Directions -
Reproduce every entry below precisely; do not include the pictures.
— start of The data —
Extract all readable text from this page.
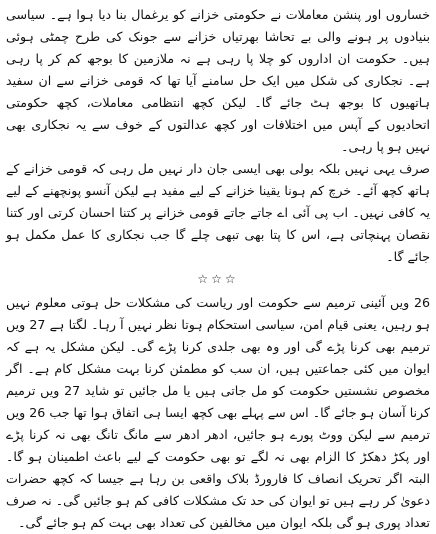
خساروں اور پنشن معاملات نے حکومتی خزانے کو یرغمال بنا دیا ہوا ہے۔ سیاسی بنیادوں پر ہونے والی بے تحاشا بھرتیاں خزانے سے جونک کی طرح چمٹی ہوئی ہیں۔ حکومت ان اداروں کو چلا پا رہی ہے نہ ملازمین کا بوجھ کم کر پا رہی ہے۔ نجکاری کی شکل میں ایک حل سامنے آیا تھا کہ قومی خزانے سے ان سفید ہاتھیوں کا بوجھ ہٹ جائے گا۔ لیکن کچھ انتظامی معاملات، کچھ حکومتی اتحادیوں کے آپس میں اختلافات اور کچھ عدالتوں کے خوف سے یہ نجکاری بھی نہیں ہو پا رہی۔

صرف یہی نہیں بلکہ بولی بھی ایسی جان دار نہیں مل رہی کہ قومی خزانے کے ہاتھ کچھ آئے۔ خرچ کم ہونا یقینا خزانے کے لیے مفید ہے لیکن آنسو پونچھنے کے لیے یہ کافی نہیں۔ اب پی آئی اے جاتے جاتے قومی خزانے پر کتنا احسان کرتی اور کتنا نقصان پہنچاتی ہے، اس کا پتا بھی تبھی چلے گا جب نجکاری کا عمل مکمل ہو جائے گا۔

☆☆☆

26 ویں آئینی ترمیم سے حکومت اور ریاست کی مشکلات حل ہوتی معلوم نہیں ہو رہیں، یعنی قیام امن، سیاسی استحکام ہوتا نظر نہیں آ رہا۔ لگتا ہے 27 ویں ترمیم بھی کرنا پڑے گی اور وہ بھی جلدی کرنا پڑے گی۔ لیکن مشکل یہ ہے کہ ایوان میں کئی جماعتیں ہیں، ان سب کو مطمئن کرنا بہت مشکل کام ہے۔ اگر مخصوص نشستیں حکومت کو مل جاتی ہیں یا مل جائیں تو شاید 27 ویں ترمیم کرنا آسان ہو جائے گا۔ اس سے پہلے بھی کچھ ایسا ہی اتفاق ہوا تھا جب 26 ویں ترمیم سے لیکن ووٹ پورے ہو جائیں، ادھر ادھر سے مانگ تانگ بھی نہ کرنا پڑے اور پکڑ دھکڑ کا الزام بھی نہ لگے تو بھی حکومت کے لیے باعث اطمینان ہو گا۔ البتہ اگر تحریک انصاف کا فارورڈ بلاک واقعی بن رہا ہے جیسا کہ کچھ حضرات دعویٰ کر رہے ہیں تو ایوان کی حد تک مشکلات کافی کم ہو جائیں گی۔ نہ صرف تعداد پوری ہو گی بلکہ ایوان میں مخالفین کی تعداد بھی بہت کم ہو جائے گی۔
— end of The data —
Written reply -
Extract all readable text from this page.
خساروں اور پنشن معاملات نے حکومتی خزانے کو یرغمال بنا دیا ہوا ہے۔ سیاسی بنیادوں پر ہونے والی بے تحاشا بھرتیاں خزانے سے جونک کی طرح چمٹی ہوئی ہیں۔ حکومت ان اداروں کو چلا پا رہی ہے نہ ملازمین کا بوجھ کم کر پا رہی ہے۔ نجکاری کی شکل میں ایک حل سامنے آیا تھا کہ قومی خزانے سے ان سفید ہاتھیوں کا بوجھ ہٹ جائے گا۔ لیکن کچھ انتظامی معاملات، کچھ حکومتی اتحادیوں کے آپس میں اختلافات اور کچھ عدالتوں کے خوف سے یہ نجکاری بھی نہیں ہو پا رہی۔

صرف یہی نہیں بلکہ بولی بھی ایسی جان دار نہیں مل رہی کہ قومی خزانے کے ہاتھ کچھ آئے۔ خرچ کم ہونا یقینا خزانے کے لیے مفید ہے لیکن آنسو پونچھنے کے لیے یہ کافی نہیں۔ اب پی آئی اے جاتے جاتے قومی خزانے پر کتنا احسان کرتی اور کتنا نقصان پہنچاتی ہے، اس کا پتا بھی تبھی چلے گا جب نجکاری کا عمل مکمل ہو جائے گا۔

☆☆☆

26 ویں آئینی ترمیم سے حکومت اور ریاست کی مشکلات حل ہوتی معلوم نہیں ہو رہیں، یعنی قیام امن، سیاسی استحکام ہوتا نظر نہیں آ رہا۔ لگتا ہے 27 ویں ترمیم بھی کرنا پڑے گی اور وہ بھی جلدی کرنا پڑے گی۔ لیکن مشکل یہ ہے کہ ایوان میں کئی جماعتیں ہیں، ان سب کو مطمئن کرنا بہت مشکل کام ہے۔ اگر مخصوص نشستیں حکومت کو مل جاتی ہیں یا مل جائیں تو شاید 27 ویں ترمیم کرنا آسان ہو جائے گا۔ اس سے پہلے بھی کچھ ایسا ہی اتفاق ہوا تھا جب 26 ویں ترمیم سے لیکن ووٹ پورے ہو جائیں، ادھر ادھر سے مانگ تانگ بھی نہ کرنا پڑے اور پکڑ دھکڑ کا الزام بھی نہ لگے تو بھی حکومت کے لیے باعث اطمینان ہو گا۔ البتہ اگر تحریک انصاف کا فارورڈ بلاک واقعی بن رہا ہے جیسا کہ کچھ حضرات دعویٰ کر رہے ہیں تو ایوان کی حد تک مشکلات کافی کم ہو جائیں گی۔ نہ صرف تعداد پوری ہو گی بلکہ ایوان میں مخالفین کی تعداد بھی بہت کم ہو جائے گی۔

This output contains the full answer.